→ WRITTEN INSTRUCTION
Present the following data again exactly as it is shown.

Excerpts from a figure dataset
[Begin]
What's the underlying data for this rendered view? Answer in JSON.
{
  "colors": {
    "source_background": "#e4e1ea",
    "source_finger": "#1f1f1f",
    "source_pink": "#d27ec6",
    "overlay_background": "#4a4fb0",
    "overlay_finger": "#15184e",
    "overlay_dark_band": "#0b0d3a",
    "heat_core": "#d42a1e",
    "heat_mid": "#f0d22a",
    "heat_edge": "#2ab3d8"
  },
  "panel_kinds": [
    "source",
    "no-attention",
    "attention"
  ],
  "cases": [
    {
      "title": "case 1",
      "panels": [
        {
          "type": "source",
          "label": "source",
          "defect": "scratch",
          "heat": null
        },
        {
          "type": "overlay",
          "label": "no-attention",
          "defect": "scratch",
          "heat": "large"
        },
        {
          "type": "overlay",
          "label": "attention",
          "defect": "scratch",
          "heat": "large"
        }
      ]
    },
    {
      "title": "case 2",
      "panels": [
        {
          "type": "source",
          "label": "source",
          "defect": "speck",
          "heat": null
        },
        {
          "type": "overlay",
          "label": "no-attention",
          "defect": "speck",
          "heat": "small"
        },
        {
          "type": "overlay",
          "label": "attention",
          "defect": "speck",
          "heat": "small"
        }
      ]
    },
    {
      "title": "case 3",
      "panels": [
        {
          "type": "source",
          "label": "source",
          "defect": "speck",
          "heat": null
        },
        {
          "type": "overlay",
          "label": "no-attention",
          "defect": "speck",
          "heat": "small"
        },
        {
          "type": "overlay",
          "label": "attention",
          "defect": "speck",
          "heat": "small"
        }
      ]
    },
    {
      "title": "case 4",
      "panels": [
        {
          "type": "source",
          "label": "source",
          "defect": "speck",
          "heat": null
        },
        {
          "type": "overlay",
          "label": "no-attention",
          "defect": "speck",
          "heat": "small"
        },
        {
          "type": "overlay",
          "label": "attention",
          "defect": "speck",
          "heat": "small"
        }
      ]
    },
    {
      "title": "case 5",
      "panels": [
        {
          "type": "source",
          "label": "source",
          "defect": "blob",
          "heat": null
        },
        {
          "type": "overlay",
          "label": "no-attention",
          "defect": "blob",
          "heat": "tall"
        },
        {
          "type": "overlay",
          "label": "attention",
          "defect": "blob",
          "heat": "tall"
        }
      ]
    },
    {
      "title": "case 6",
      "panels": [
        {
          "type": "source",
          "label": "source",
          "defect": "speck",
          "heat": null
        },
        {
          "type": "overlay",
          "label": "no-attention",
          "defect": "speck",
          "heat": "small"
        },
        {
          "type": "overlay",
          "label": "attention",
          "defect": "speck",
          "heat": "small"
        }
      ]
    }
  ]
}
[End]
→ EXERCISE OUTPUT
What's the underlying data for this rendered view? Answer in JSON.
{
  "colors": {
    "source_background": "#e4e1ea",
    "source_finger": "#1f1f1f",
    "source_pink": "#d27ec6",
    "overlay_background": "#4a4fb0",
    "overlay_finger": "#15184e",
    "overlay_dark_band": "#0b0d3a",
    "heat_core": "#d42a1e",
    "heat_mid": "#f0d22a",
    "heat_edge": "#2ab3d8"
  },
  "panel_kinds": [
    "source",
    "no-attention",
    "attention"
  ],
  "cases": [
    {
      "title": "case 1",
      "panels": [
        {
          "type": "source",
          "label": "source",
          "defect": "scratch",
          "heat": null
        },
        {
          "type": "overlay",
          "label": "no-attention",
          "defect": "scratch",
          "heat": "large"
        },
        {
          "type": "overlay",
          "label": "attention",
          "defect": "scratch",
          "heat": "large"
        }
      ]
    },
    {
      "title": "case 2",
      "panels": [
        {
          "type": "source",
          "label": "source",
          "defect": "speck",
          "heat": null
        },
        {
          "type": "overlay",
          "label": "no-attention",
          "defect": "speck",
          "heat": "small"
        },
        {
          "type": "overlay",
          "label": "attention",
          "defect": "speck",
          "heat": "small"
        }
      ]
    },
    {
      "title": "case 3",
      "panels": [
        {
          "type": "source",
          "label": "source",
          "defect": "speck",
          "heat": null
        },
        {
          "type": "overlay",
          "label": "no-attention",
          "defect": "speck",
          "heat": "small"
        },
        {
          "type": "overlay",
          "label": "attention",
          "defect": "speck",
          "heat": "small"
        }
      ]
    },
    {
      "title": "case 4",
      "panels": [
        {
          "type": "source",
          "label": "source",
          "defect": "speck",
          "heat": null
        },
        {
          "type": "overlay",
          "label": "no-attention",
          "defect": "speck",
          "heat": "small"
        },
        {
          "type": "overlay",
          "label": "attention",
          "defect": "speck",
          "heat": "small"
        }
      ]
    },
    {
      "title": "case 5",
      "panels": [
        {
          "type": "source",
          "label": "source",
          "defect": "blob",
          "heat": null
        },
        {
          "type": "overlay",
          "label": "no-attention",
          "defect": "blob",
          "heat": "tall"
        },
        {
          "type": "overlay",
          "label": "attention",
          "defect": "blob",
          "heat": "tall"
        }
      ]
    },
    {
      "title": "case 6",
      "panels": [
        {
          "type": "source",
          "label": "source",
          "defect": "speck",
          "heat": null
        },
        {
          "type": "overlay",
          "label": "no-attention",
          "defect": "speck",
          "heat": "small"
        },
        {
          "type": "overlay",
          "label": "attention",
          "defect": "speck",
          "heat": "small"
        }
      ]
    }
  ]
}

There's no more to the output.